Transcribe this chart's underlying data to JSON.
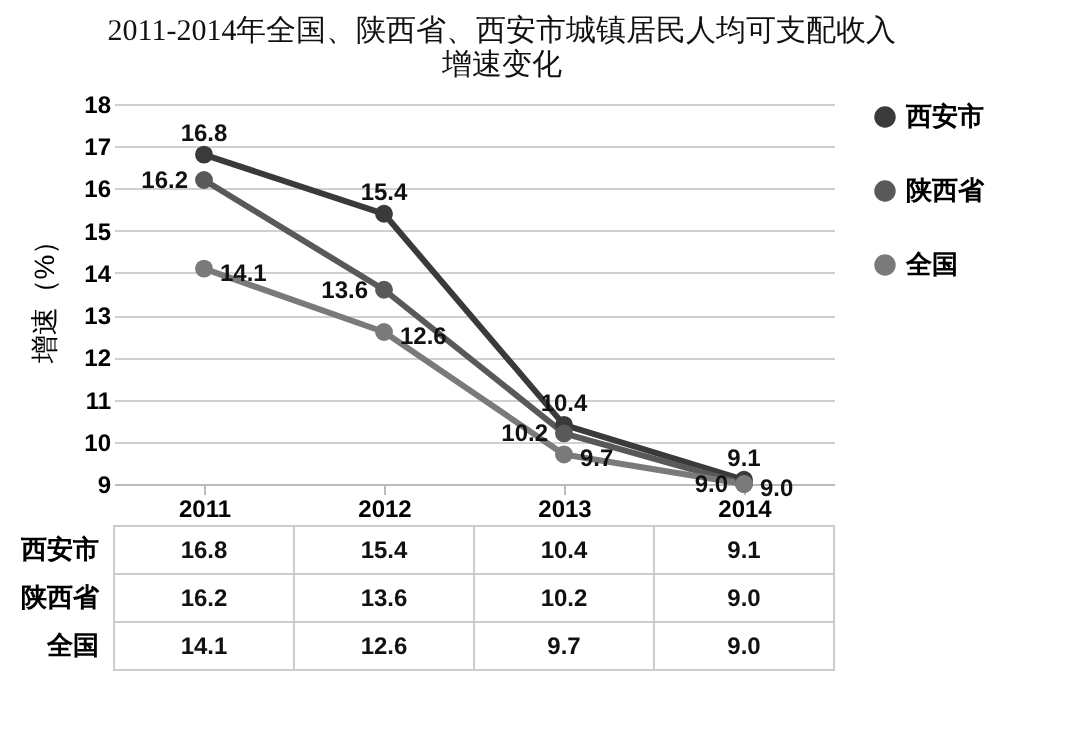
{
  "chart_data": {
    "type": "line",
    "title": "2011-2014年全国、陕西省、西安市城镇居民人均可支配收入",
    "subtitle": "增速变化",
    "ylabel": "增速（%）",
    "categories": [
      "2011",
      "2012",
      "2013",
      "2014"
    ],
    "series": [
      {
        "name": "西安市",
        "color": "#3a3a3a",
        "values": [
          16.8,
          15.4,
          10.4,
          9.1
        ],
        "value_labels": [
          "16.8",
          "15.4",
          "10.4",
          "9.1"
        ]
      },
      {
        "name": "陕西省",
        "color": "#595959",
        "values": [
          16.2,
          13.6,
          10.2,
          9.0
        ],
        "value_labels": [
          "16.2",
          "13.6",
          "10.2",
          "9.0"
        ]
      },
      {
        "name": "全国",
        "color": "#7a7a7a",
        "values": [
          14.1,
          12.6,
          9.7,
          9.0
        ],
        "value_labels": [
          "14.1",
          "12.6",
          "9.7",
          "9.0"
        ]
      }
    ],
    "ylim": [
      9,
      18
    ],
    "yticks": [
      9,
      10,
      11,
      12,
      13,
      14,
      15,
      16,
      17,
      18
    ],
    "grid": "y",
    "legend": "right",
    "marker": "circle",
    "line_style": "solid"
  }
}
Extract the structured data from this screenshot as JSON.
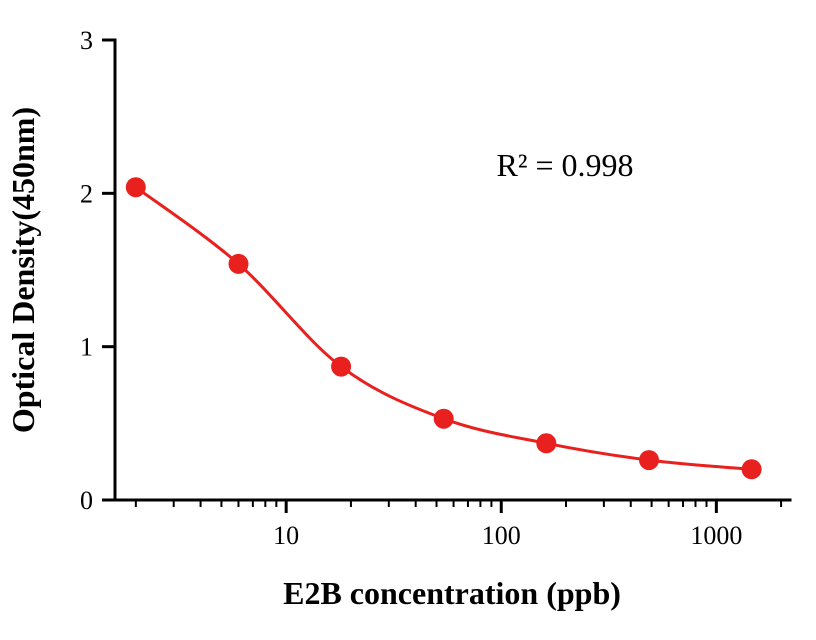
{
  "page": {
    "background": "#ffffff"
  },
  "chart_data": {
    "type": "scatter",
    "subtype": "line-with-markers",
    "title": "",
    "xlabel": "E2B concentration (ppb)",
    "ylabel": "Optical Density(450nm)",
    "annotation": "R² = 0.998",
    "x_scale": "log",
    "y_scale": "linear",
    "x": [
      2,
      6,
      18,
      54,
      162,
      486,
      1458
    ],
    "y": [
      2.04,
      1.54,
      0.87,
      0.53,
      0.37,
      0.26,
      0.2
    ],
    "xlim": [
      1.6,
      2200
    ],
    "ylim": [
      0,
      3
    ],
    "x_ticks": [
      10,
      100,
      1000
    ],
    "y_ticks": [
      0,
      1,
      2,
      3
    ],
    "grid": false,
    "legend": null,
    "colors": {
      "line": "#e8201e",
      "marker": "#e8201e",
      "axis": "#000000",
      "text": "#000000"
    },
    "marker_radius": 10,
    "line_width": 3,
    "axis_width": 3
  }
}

+++

** Exercise goal **
Reproduce the entries above exactly. Do not include the images.

** Result **
Transcribe this chart's underlying data to JSON.
{
  "chart_data": {
    "type": "line",
    "title": "2011-2014年全国、陕西省、西安市城镇居民人均可支配收入",
    "subtitle": "增速变化",
    "ylabel": "增速（%）",
    "categories": [
      "2011",
      "2012",
      "2013",
      "2014"
    ],
    "series": [
      {
        "name": "西安市",
        "color": "#3a3a3a",
        "values": [
          16.8,
          15.4,
          10.4,
          9.1
        ],
        "value_labels": [
          "16.8",
          "15.4",
          "10.4",
          "9.1"
        ]
      },
      {
        "name": "陕西省",
        "color": "#595959",
        "values": [
          16.2,
          13.6,
          10.2,
          9.0
        ],
        "value_labels": [
          "16.2",
          "13.6",
          "10.2",
          "9.0"
        ]
      },
      {
        "name": "全国",
        "color": "#7a7a7a",
        "values": [
          14.1,
          12.6,
          9.7,
          9.0
        ],
        "value_labels": [
          "14.1",
          "12.6",
          "9.7",
          "9.0"
        ]
      }
    ],
    "ylim": [
      9,
      18
    ],
    "yticks": [
      9,
      10,
      11,
      12,
      13,
      14,
      15,
      16,
      17,
      18
    ],
    "grid": "y",
    "legend": "right",
    "marker": "circle",
    "line_style": "solid"
  }
}
Extract the structured data from this screenshot as JSON.
{
  "page": {
    "background": "#ffffff"
  },
  "chart_data": {
    "type": "scatter",
    "subtype": "line-with-markers",
    "title": "",
    "xlabel": "E2B concentration (ppb)",
    "ylabel": "Optical Density(450nm)",
    "annotation": "R² = 0.998",
    "x_scale": "log",
    "y_scale": "linear",
    "x": [
      2,
      6,
      18,
      54,
      162,
      486,
      1458
    ],
    "y": [
      2.04,
      1.54,
      0.87,
      0.53,
      0.37,
      0.26,
      0.2
    ],
    "xlim": [
      1.6,
      2200
    ],
    "ylim": [
      0,
      3
    ],
    "x_ticks": [
      10,
      100,
      1000
    ],
    "y_ticks": [
      0,
      1,
      2,
      3
    ],
    "grid": false,
    "legend": null,
    "colors": {
      "line": "#e8201e",
      "marker": "#e8201e",
      "axis": "#000000",
      "text": "#000000"
    },
    "marker_radius": 10,
    "line_width": 3,
    "axis_width": 3
  }
}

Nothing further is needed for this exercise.